== Raw records ==

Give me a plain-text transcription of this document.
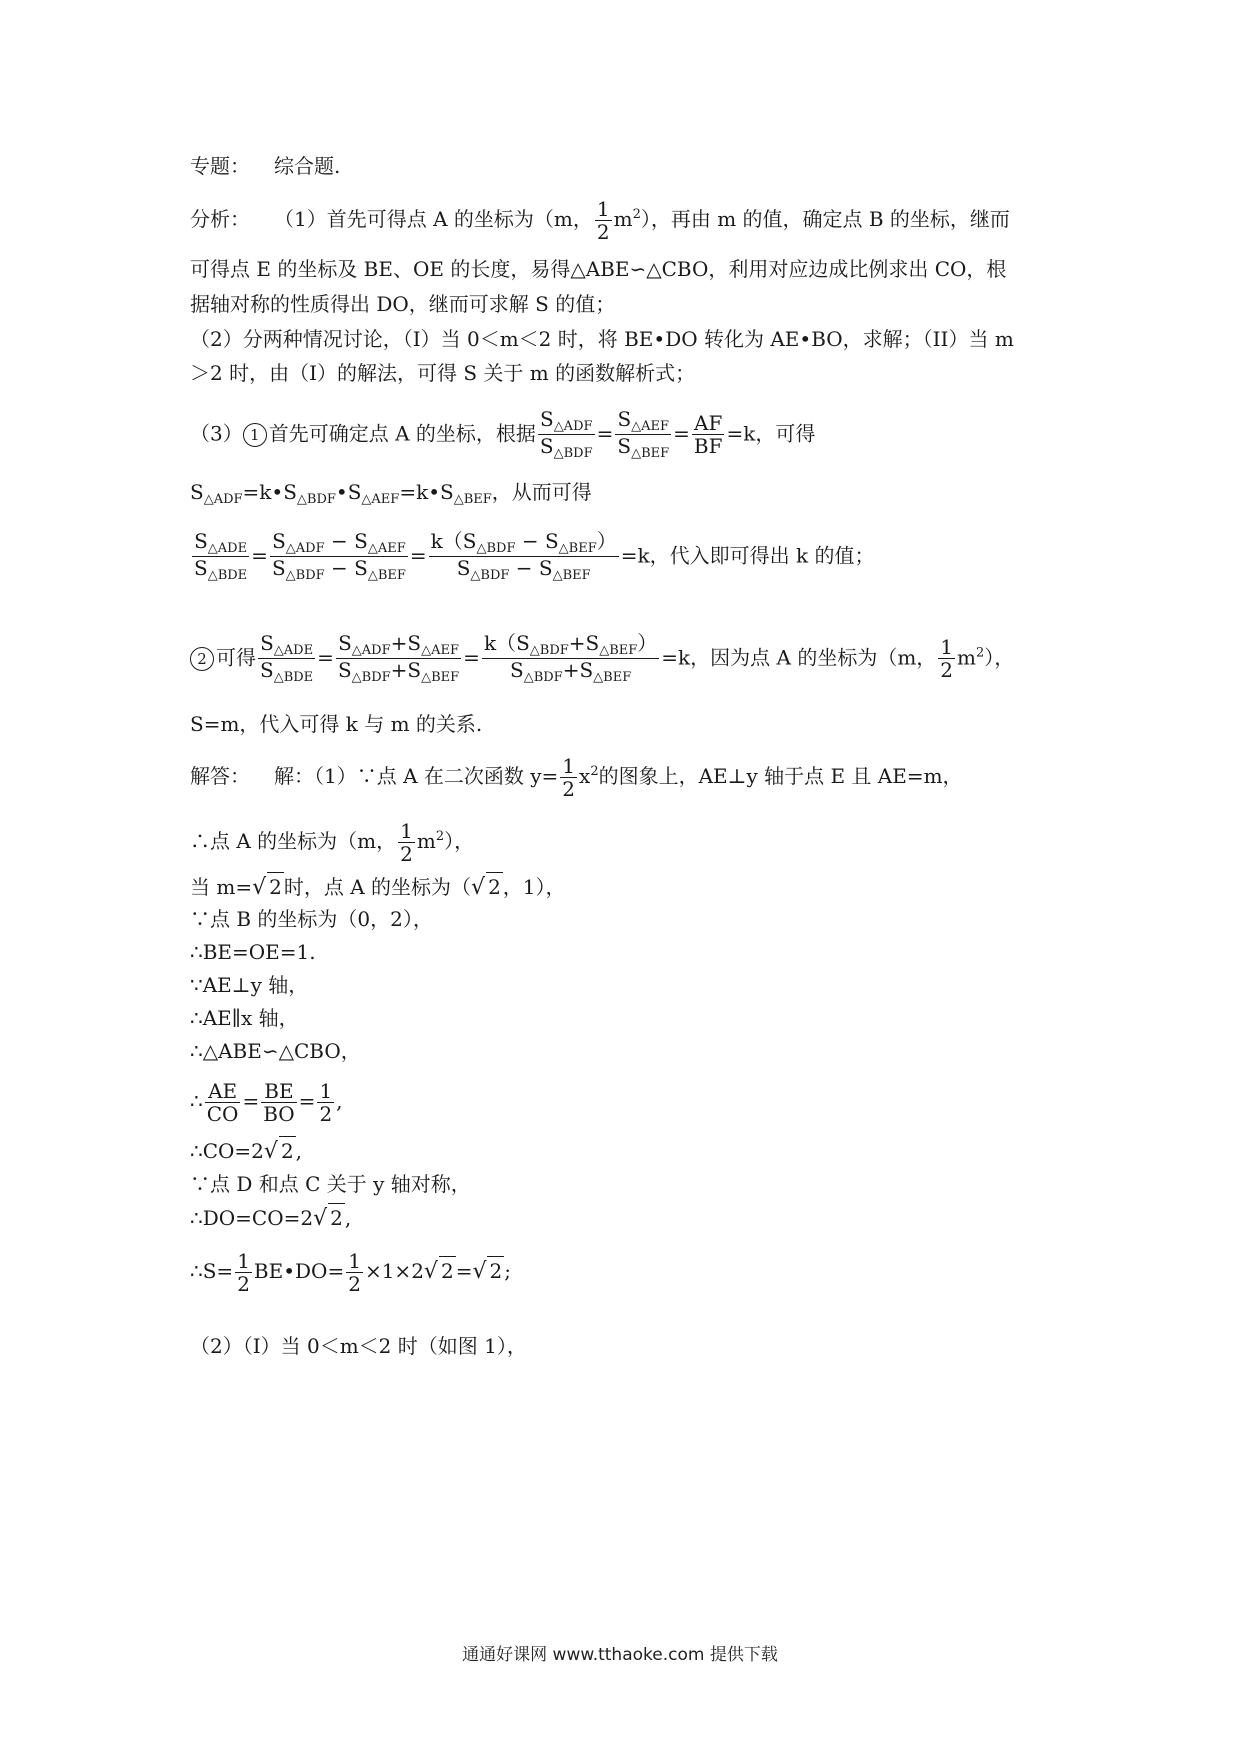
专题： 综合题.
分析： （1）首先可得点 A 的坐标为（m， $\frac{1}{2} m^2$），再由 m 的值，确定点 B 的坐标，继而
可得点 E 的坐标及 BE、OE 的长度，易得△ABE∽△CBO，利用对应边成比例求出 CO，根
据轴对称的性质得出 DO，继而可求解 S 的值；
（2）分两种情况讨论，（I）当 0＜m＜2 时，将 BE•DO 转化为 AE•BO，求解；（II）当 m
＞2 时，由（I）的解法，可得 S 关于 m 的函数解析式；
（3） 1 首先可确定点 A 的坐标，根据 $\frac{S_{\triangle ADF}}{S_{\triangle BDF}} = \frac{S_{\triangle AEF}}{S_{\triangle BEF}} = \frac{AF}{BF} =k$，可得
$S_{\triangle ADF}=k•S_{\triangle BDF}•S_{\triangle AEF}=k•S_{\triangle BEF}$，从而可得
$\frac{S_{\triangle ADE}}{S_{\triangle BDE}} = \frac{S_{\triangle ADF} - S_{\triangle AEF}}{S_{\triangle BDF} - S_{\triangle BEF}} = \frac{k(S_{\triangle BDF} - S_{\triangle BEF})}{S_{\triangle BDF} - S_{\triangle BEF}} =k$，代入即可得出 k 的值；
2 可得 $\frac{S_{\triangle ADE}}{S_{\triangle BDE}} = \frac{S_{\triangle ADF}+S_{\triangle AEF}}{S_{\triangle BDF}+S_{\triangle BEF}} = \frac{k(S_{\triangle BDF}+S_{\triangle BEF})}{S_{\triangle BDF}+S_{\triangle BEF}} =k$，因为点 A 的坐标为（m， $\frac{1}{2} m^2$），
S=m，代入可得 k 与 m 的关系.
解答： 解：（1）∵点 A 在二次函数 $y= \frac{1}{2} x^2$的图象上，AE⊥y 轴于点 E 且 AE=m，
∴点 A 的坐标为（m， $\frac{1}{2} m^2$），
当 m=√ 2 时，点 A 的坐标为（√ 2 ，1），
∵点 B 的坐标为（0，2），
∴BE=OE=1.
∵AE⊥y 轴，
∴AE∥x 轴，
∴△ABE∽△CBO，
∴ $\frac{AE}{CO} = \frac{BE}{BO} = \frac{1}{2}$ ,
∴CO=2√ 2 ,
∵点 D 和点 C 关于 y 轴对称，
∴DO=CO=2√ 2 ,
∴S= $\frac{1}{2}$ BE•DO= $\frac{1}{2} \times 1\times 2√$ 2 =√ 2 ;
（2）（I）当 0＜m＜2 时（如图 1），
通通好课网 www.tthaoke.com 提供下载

===

Return from the data every line that holds "的坐标为".

分析： （1）首先可得点 A 的坐标为（m， $\frac{1}{2} m^2$），再由 m 的值，确定点 B 的坐标，继而
2 可得 $\frac{S_{\triangle ADE}}{S_{\triangle BDE}} = \frac{S_{\triangle ADF}+S_{\triangle AEF}}{S_{\triangle BDF}+S_{\triangle BEF}} = \frac{k(S_{\triangle BDF}+S_{\triangle BEF})}{S_{\triangle BDF}+S_{\triangle BEF}} =k$，因为点 A 的坐标为（m， $\frac{1}{2} m^2$），
∴点 A 的坐标为（m， $\frac{1}{2} m^2$），
当 m=√ 2 时，点 A 的坐标为（√ 2 ，1），
∵点 B 的坐标为（0，2），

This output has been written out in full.